» Task objective: Look through the data for the string "golden". Copy every line where it is found.

» Data in this exercise:
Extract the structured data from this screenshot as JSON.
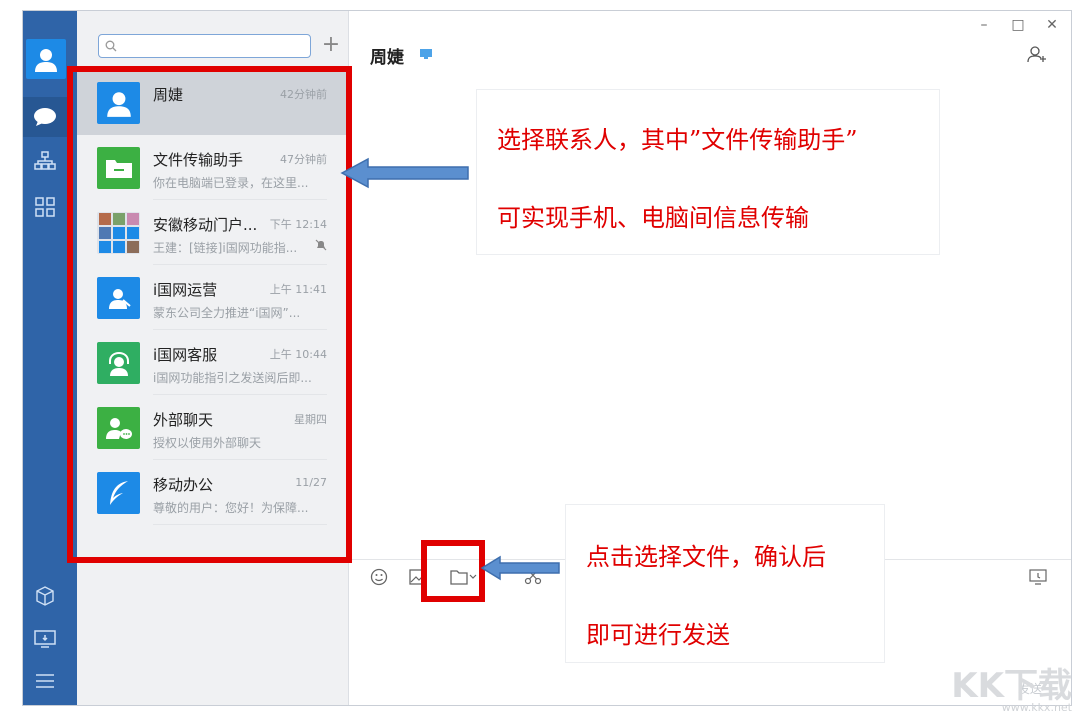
{
  "search": {
    "value": "",
    "placeholder": ""
  },
  "add_label": "+",
  "conversations": [
    {
      "name": "周婕",
      "time": "42分钟前",
      "preview": "",
      "icon": "person-icon",
      "color": "#1d8ae6"
    },
    {
      "name": "文件传输助手",
      "time": "47分钟前",
      "preview": "你在电脑端已登录，在这里...",
      "icon": "folder-icon",
      "color": "#3cb043"
    },
    {
      "name": "安徽移动门户...",
      "time": "下午 12:14",
      "preview": "王建：[链接]i国网功能指...",
      "icon": "group-avatar-icon",
      "color": "#7a8ea8"
    },
    {
      "name": "i国网运营",
      "time": "上午 11:41",
      "preview": "蒙东公司全力推进“i国网”...",
      "icon": "operator-icon",
      "color": "#1d8ae6"
    },
    {
      "name": "i国网客服",
      "time": "上午 10:44",
      "preview": "i国网功能指引之发送阅后即...",
      "icon": "headset-icon",
      "color": "#2fae62"
    },
    {
      "name": "外部聊天",
      "time": "星期四",
      "preview": "授权以使用外部聊天",
      "icon": "external-chat-icon",
      "color": "#3cb043"
    },
    {
      "name": "移动办公",
      "time": "11/27",
      "preview": "尊敬的用户：您好！为保障...",
      "icon": "feather-icon",
      "color": "#1d8ae6"
    }
  ],
  "chat": {
    "title": "周婕"
  },
  "window_controls": {
    "minimize": "–",
    "maximize": "□",
    "close": "✕"
  },
  "annotations": {
    "callout_top": {
      "line1": "选择联系人，其中”文件传输助手”",
      "line2": "可实现手机、电脑间信息传输"
    },
    "callout_bottom": {
      "line1": "点击选择文件，确认后",
      "line2": "即可进行发送"
    }
  },
  "watermark": {
    "main": "KK下载",
    "sub": "www.kkx.net",
    "faint": "发送"
  },
  "colors": {
    "rail": "#2f64a8",
    "annotation_red": "#e00000",
    "arrow_blue": "#4a7fc1"
  }
}
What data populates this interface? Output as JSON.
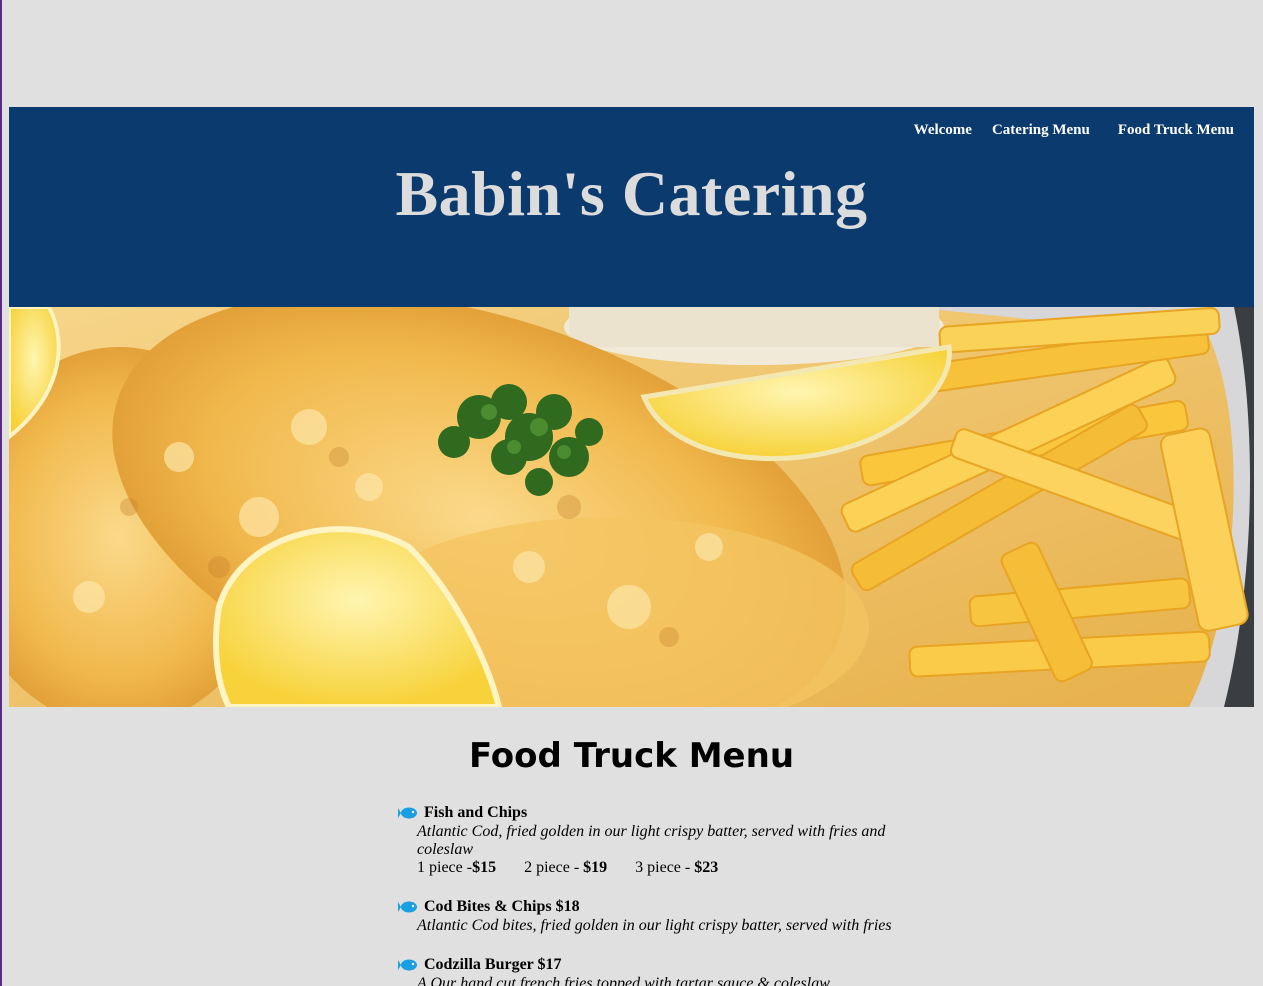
{
  "header": {
    "title": "Babin's Catering",
    "nav": [
      "Welcome",
      "Catering Menu",
      "Food Truck Menu"
    ]
  },
  "hero": {
    "image": "fish-and-chips-photo"
  },
  "menu": {
    "heading": "Food Truck Menu",
    "items": [
      {
        "name": "Fish and Chips",
        "description": "Atlantic Cod, fried golden in our light crispy batter, served with fries and coleslaw",
        "prices": [
          {
            "label": "1 piece -",
            "amount": "$15"
          },
          {
            "label": "2 piece - ",
            "amount": "$19"
          },
          {
            "label": "3 piece - ",
            "amount": "$23"
          }
        ]
      },
      {
        "name": "Cod Bites & Chips $18",
        "description": "Atlantic Cod bites, fried golden in our light crispy batter, served with fries"
      },
      {
        "name": "Codzilla Burger $17",
        "description": "A Our hand cut french fries topped with tartar sauce & coleslaw"
      }
    ]
  },
  "colors": {
    "page_bg": "#e0e0e0",
    "header_bg": "#0b3a6e",
    "title_text": "#dcdcdc",
    "icon": "#1a9fe0"
  }
}
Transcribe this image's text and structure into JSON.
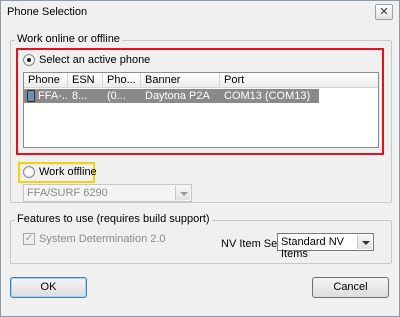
{
  "window": {
    "title": "Phone Selection",
    "close_glyph": "✕"
  },
  "online_group": {
    "label": "Work online or offline",
    "select_active_phone": "Select an active phone",
    "columns": [
      "Phone",
      "ESN",
      "Pho...",
      "Banner",
      "Port"
    ],
    "rows": [
      {
        "phone": "FFA-...",
        "esn": "8...",
        "pho": "(0...",
        "banner": "Daytona P2A",
        "port": "COM13 (COM13)"
      }
    ],
    "work_offline": "Work offline",
    "offline_model": "FFA/SURF 6290"
  },
  "features_group": {
    "label": "Features to use (requires build support)",
    "system_determination": "System Determination 2.0",
    "nv_item_set_label": "NV Item Set",
    "nv_item_set_value": "Standard NV Items"
  },
  "buttons": {
    "ok": "OK",
    "cancel": "Cancel"
  },
  "highlight_colors": {
    "active_phone_box": "#e8111a",
    "work_offline_box": "#f5d10a"
  }
}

» Result for this exercise:
        "description": "Atlantic Cod, fried golden in our light crispy batter, served with fries and coleslaw",
        "description": "Atlantic Cod bites, fried golden in our light crispy batter, served with fries"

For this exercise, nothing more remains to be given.